┌─ DATASET RECORDS

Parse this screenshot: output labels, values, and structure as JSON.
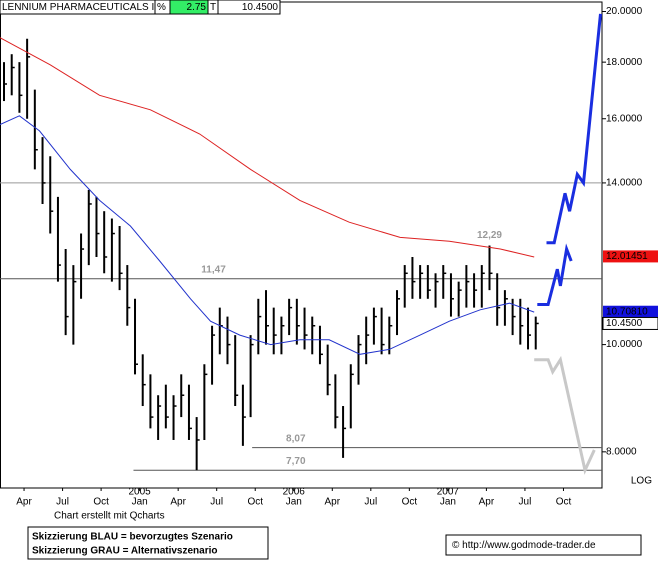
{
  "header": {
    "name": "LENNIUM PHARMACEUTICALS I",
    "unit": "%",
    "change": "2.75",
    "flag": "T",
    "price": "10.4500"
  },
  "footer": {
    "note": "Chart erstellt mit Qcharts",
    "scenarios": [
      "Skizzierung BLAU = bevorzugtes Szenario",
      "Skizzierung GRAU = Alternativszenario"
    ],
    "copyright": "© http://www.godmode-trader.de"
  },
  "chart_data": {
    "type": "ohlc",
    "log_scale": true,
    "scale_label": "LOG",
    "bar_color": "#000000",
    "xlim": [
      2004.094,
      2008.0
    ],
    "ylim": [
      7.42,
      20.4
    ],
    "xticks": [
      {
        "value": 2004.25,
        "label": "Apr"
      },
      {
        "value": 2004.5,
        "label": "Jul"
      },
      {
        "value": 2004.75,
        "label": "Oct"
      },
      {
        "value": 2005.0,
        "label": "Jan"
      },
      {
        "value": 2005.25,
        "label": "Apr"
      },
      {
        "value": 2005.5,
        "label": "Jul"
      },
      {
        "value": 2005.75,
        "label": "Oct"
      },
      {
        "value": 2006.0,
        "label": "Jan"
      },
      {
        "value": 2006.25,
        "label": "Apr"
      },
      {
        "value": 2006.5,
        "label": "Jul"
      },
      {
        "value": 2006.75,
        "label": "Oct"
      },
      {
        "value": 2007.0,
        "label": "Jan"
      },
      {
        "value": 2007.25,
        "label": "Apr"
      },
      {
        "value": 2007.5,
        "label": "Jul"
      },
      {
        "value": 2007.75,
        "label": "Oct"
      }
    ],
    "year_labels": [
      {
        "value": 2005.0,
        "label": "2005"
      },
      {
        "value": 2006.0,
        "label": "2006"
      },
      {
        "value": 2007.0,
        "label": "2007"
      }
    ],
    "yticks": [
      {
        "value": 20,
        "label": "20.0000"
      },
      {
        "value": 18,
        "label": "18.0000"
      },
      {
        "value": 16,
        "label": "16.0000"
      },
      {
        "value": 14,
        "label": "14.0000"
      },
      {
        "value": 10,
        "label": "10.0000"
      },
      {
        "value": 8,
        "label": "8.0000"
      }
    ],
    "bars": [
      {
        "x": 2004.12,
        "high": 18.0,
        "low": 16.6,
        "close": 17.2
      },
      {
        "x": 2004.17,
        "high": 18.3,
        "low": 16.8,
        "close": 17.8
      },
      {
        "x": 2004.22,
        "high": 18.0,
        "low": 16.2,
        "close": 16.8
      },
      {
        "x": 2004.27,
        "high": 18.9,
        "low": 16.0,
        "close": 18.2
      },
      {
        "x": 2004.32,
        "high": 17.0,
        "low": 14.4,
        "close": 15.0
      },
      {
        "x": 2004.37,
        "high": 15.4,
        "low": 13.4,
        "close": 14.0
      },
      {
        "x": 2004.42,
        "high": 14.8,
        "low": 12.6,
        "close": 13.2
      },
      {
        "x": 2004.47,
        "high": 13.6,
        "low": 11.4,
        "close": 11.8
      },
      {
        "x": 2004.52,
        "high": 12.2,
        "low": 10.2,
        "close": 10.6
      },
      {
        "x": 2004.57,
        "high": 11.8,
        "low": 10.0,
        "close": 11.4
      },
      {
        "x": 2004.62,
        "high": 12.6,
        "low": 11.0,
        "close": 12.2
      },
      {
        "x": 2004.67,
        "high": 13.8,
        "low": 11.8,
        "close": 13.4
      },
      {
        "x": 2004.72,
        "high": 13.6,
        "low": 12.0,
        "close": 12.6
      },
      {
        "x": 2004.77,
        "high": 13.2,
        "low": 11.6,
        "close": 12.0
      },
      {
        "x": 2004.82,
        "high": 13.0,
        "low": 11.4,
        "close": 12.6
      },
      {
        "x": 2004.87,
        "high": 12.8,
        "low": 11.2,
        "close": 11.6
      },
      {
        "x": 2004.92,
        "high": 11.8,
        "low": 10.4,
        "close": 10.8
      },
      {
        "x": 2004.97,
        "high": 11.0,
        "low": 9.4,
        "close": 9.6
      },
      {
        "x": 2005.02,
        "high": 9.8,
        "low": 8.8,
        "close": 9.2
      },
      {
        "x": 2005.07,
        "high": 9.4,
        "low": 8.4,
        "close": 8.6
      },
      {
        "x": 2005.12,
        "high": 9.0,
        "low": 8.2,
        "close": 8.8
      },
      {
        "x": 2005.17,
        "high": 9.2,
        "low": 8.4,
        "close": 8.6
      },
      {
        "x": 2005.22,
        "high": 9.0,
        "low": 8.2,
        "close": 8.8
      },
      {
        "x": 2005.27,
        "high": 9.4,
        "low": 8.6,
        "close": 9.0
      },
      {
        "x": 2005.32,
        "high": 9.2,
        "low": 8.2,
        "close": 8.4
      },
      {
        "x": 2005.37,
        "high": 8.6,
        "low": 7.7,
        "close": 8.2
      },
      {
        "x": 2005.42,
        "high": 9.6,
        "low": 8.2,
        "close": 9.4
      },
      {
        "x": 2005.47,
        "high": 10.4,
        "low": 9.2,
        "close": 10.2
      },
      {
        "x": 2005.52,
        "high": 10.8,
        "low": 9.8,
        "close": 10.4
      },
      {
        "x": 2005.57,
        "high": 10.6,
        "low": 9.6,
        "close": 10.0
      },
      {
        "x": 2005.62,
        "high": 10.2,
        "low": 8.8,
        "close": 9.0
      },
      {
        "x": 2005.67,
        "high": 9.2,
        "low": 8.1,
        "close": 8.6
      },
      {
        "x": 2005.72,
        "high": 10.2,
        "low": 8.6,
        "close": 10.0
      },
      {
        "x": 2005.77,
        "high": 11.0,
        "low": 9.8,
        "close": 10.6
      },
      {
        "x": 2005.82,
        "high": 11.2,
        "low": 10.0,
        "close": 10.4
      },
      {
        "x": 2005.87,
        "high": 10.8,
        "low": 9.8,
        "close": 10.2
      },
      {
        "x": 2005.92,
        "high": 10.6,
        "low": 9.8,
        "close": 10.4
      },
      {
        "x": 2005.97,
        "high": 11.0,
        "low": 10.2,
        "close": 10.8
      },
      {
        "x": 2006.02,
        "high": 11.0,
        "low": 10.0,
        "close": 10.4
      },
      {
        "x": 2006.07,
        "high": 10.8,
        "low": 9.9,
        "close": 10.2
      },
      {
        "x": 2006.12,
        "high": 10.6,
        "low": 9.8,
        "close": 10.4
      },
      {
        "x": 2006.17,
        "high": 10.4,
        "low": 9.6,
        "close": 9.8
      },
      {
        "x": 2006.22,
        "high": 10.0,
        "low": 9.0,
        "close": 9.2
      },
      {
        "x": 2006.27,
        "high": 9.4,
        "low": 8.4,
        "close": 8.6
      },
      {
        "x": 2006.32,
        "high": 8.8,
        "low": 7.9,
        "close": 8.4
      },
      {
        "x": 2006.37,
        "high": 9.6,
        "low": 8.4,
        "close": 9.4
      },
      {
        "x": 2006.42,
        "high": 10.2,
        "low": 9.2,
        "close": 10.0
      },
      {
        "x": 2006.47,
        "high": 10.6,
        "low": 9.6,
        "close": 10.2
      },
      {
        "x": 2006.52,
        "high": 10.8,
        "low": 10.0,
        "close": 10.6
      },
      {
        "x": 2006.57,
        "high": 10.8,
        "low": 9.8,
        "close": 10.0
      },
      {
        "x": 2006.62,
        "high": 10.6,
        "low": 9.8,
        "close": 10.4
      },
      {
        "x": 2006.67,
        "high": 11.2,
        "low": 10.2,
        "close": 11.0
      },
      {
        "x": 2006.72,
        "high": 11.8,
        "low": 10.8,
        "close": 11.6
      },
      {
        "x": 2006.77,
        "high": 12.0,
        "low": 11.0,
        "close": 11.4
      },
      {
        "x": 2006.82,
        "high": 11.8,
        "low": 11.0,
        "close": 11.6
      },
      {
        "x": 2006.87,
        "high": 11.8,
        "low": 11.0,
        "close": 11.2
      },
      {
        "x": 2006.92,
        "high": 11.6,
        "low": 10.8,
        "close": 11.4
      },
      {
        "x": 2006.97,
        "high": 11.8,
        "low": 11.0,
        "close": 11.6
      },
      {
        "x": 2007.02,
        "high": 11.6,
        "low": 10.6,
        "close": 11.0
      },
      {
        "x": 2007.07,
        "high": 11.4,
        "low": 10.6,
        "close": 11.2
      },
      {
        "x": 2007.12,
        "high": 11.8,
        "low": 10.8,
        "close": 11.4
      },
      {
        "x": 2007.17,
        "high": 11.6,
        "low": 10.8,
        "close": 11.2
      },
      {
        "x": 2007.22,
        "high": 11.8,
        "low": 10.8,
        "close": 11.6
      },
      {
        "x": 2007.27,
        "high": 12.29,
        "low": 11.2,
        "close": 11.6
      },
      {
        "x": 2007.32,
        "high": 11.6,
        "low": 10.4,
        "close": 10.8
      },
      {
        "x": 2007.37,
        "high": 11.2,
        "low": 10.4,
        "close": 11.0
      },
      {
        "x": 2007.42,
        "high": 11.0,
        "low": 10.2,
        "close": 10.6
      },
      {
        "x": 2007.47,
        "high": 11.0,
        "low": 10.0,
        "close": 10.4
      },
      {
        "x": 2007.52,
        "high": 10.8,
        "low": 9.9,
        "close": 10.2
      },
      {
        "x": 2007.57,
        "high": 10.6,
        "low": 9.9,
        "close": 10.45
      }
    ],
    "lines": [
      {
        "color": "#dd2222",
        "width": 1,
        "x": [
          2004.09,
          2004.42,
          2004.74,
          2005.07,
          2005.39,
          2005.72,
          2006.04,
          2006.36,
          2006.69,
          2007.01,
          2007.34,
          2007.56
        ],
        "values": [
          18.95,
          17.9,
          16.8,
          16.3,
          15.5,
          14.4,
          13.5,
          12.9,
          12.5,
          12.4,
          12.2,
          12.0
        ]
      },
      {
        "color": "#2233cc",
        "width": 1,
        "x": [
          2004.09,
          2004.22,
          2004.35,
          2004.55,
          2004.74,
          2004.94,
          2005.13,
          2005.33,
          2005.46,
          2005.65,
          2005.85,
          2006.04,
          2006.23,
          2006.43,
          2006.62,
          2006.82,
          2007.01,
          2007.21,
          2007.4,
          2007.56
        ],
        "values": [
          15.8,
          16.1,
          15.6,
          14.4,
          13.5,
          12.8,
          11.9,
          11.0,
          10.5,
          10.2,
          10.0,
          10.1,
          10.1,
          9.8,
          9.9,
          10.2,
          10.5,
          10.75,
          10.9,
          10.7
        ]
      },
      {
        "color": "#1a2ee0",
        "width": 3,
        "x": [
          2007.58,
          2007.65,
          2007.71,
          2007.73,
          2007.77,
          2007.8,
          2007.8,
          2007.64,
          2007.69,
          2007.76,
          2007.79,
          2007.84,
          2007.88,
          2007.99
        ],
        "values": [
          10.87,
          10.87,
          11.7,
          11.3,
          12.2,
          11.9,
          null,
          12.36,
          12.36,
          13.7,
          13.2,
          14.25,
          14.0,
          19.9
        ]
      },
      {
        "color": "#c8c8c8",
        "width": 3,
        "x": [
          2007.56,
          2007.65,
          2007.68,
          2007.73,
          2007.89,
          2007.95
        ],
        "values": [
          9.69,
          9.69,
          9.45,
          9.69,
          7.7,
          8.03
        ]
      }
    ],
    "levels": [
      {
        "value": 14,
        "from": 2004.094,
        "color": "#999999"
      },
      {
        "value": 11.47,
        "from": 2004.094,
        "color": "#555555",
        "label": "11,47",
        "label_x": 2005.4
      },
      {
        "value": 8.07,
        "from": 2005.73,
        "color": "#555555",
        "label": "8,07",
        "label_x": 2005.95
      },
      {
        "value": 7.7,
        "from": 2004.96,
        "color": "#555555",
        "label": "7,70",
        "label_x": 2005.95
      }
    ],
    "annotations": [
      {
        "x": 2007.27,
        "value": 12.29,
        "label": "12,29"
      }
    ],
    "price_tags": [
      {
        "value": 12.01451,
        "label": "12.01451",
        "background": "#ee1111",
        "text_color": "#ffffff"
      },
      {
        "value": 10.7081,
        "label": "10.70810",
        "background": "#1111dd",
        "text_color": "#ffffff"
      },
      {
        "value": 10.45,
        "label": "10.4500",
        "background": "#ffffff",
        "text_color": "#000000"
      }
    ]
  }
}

└─

EXERCISE TASK:
Filter the entries down to the lines with the word "from" in them.

ANSWER TO THE TASK:
        "from": 2004.094,
        "from": 2004.094,
        "from": 2005.73,
        "from": 2004.96,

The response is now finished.